## Begin Records to process
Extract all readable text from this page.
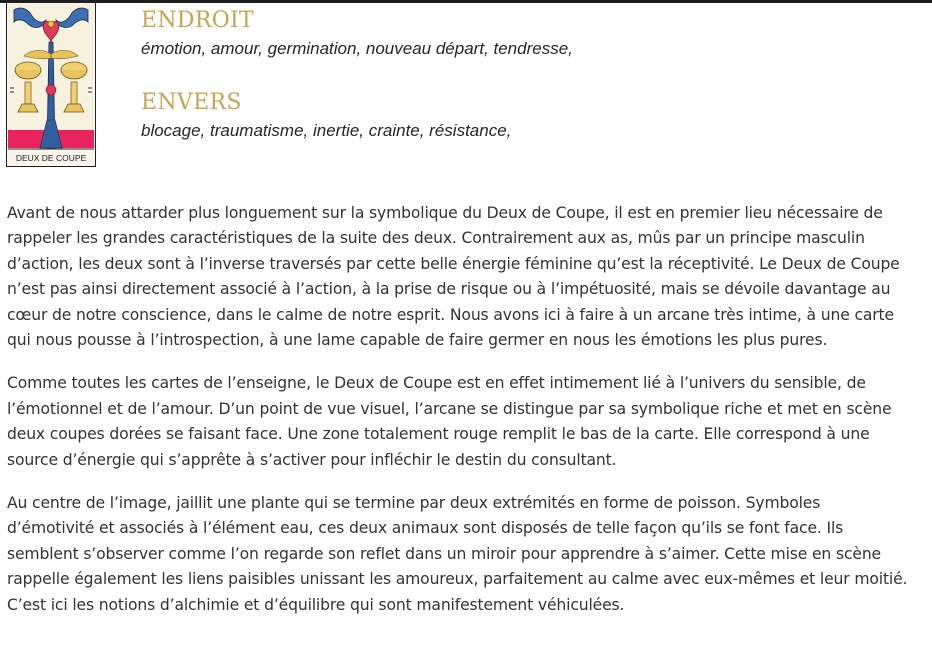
DEUX DE COUPE
ENDROIT

émotion, amour, germination, nouveau départ, tendresse,

ENVERS

blocage, traumatisme, inertie, crainte, résistance,

Avant de nous attarder plus longuement sur la symbolique du Deux de Coupe, il est en premier lieu nécessaire de rappeler les grandes caractéristiques de la suite des deux. Contrairement aux as, mûs par un principe masculin d’action, les deux sont à l’inverse traversés par cette belle énergie féminine qu’est la réceptivité. Le Deux de Coupe n’est pas ainsi directement associé à l’action, à la prise de risque ou à l’impétuosité, mais se dévoile davantage au cœur de notre conscience, dans le calme de notre esprit. Nous avons ici à faire à un arcane très intime, à une carte qui nous pousse à l’introspection, à une lame capable de faire germer en nous les émotions les plus pures.

Comme toutes les cartes de l’enseigne, le Deux de Coupe est en effet intimement lié à l’univers du sensible, de l’émotionnel et de l’amour. D’un point de vue visuel, l’arcane se distingue par sa symbolique riche et met en scène deux coupes dorées se faisant face. Une zone totalement rouge remplit le bas de la carte. Elle correspond à une source d’énergie qui s’apprête à s’activer pour infléchir le destin du consultant.

Au centre de l’image, jaillit une plante qui se termine par deux extrémités en forme de poisson. Symboles d’émotivité et associés à l’élément eau, ces deux animaux sont disposés de telle façon qu’ils se font face. Ils semblent s’observer comme l’on regarde son reflet dans un miroir pour apprendre à s’aimer. Cette mise en scène rappelle également les liens paisibles unissant les amoureux, parfaitement au calme avec eux-mêmes et leur moitié. C’est ici les notions d’alchimie et d’équilibre qui sont manifestement véhiculées.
## End Records to process
> Task prompt: Pictures in the records above are left out; print everything else exactly as written.

> Exercise answer:
Extract all readable text from this page.
DEUX DE COUPE
ENDROIT

émotion, amour, germination, nouveau départ, tendresse,

ENVERS

blocage, traumatisme, inertie, crainte, résistance,

Avant de nous attarder plus longuement sur la symbolique du Deux de Coupe, il est en premier lieu nécessaire de rappeler les grandes caractéristiques de la suite des deux. Contrairement aux as, mûs par un principe masculin d’action, les deux sont à l’inverse traversés par cette belle énergie féminine qu’est la réceptivité. Le Deux de Coupe n’est pas ainsi directement associé à l’action, à la prise de risque ou à l’impétuosité, mais se dévoile davantage au cœur de notre conscience, dans le calme de notre esprit. Nous avons ici à faire à un arcane très intime, à une carte qui nous pousse à l’introspection, à une lame capable de faire germer en nous les émotions les plus pures.

Comme toutes les cartes de l’enseigne, le Deux de Coupe est en effet intimement lié à l’univers du sensible, de l’émotionnel et de l’amour. D’un point de vue visuel, l’arcane se distingue par sa symbolique riche et met en scène deux coupes dorées se faisant face. Une zone totalement rouge remplit le bas de la carte. Elle correspond à une source d’énergie qui s’apprête à s’activer pour infléchir le destin du consultant.

Au centre de l’image, jaillit une plante qui se termine par deux extrémités en forme de poisson. Symboles d’émotivité et associés à l’élément eau, ces deux animaux sont disposés de telle façon qu’ils se font face. Ils semblent s’observer comme l’on regarde son reflet dans un miroir pour apprendre à s’aimer. Cette mise en scène rappelle également les liens paisibles unissant les amoureux, parfaitement au calme avec eux-mêmes et leur moitié. C’est ici les notions d’alchimie et d’équilibre qui sont manifestement véhiculées.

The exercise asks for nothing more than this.